--- START OF Input material ---

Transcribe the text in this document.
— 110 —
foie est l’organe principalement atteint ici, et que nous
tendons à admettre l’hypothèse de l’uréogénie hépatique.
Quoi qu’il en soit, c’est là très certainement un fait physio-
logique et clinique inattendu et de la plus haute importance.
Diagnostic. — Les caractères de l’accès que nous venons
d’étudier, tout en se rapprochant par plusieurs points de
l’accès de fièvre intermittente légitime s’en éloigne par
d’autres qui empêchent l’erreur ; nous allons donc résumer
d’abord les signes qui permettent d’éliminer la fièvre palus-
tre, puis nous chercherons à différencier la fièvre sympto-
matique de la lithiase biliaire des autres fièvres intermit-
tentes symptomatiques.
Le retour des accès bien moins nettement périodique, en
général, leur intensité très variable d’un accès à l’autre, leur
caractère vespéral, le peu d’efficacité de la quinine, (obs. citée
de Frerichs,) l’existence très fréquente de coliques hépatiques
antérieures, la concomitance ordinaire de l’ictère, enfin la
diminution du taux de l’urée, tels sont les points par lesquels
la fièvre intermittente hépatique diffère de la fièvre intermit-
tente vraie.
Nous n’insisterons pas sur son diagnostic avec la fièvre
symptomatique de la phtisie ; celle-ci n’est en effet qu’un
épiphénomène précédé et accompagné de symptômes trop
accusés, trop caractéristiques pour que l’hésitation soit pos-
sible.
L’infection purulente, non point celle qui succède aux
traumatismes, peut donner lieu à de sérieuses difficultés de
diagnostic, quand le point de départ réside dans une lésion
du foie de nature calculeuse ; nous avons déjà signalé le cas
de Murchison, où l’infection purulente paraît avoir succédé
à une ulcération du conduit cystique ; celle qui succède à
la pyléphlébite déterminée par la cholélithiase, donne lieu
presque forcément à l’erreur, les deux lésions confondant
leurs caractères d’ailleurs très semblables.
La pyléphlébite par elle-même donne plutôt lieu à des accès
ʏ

--- END OF Input material ---

### What you should do
Copy the records above exactly as they appear.

### Solved exercise
Transcribe the text in this document.
— 110 —
foie est l’organe principalement atteint ici, et que nous
tendons à admettre l’hypothèse de l’uréogénie hépatique.
Quoi qu’il en soit, c’est là très certainement un fait physio-
logique et clinique inattendu et de la plus haute importance.
Diagnostic. — Les caractères de l’accès que nous venons
d’étudier, tout en se rapprochant par plusieurs points de
l’accès de fièvre intermittente légitime s’en éloigne par
d’autres qui empêchent l’erreur ; nous allons donc résumer
d’abord les signes qui permettent d’éliminer la fièvre palus-
tre, puis nous chercherons à différencier la fièvre sympto-
matique de la lithiase biliaire des autres fièvres intermit-
tentes symptomatiques.
Le retour des accès bien moins nettement périodique, en
général, leur intensité très variable d’un accès à l’autre, leur
caractère vespéral, le peu d’efficacité de la quinine, (obs. citée
de Frerichs,) l’existence très fréquente de coliques hépatiques
antérieures, la concomitance ordinaire de l’ictère, enfin la
diminution du taux de l’urée, tels sont les points par lesquels
la fièvre intermittente hépatique diffère de la fièvre intermit-
tente vraie.
Nous n’insisterons pas sur son diagnostic avec la fièvre
symptomatique de la phtisie ; celle-ci n’est en effet qu’un
épiphénomène précédé et accompagné de symptômes trop
accusés, trop caractéristiques pour que l’hésitation soit pos-
sible.
L’infection purulente, non point celle qui succède aux
traumatismes, peut donner lieu à de sérieuses difficultés de
diagnostic, quand le point de départ réside dans une lésion
du foie de nature calculeuse ; nous avons déjà signalé le cas
de Murchison, où l’infection purulente paraît avoir succédé
à une ulcération du conduit cystique ; celle qui succède à
la pyléphlébite déterminée par la cholélithiase, donne lieu
presque forcément à l’erreur, les deux lésions confondant
leurs caractères d’ailleurs très semblables.
La pyléphlébite par elle-même donne plutôt lieu à des accès
ʏ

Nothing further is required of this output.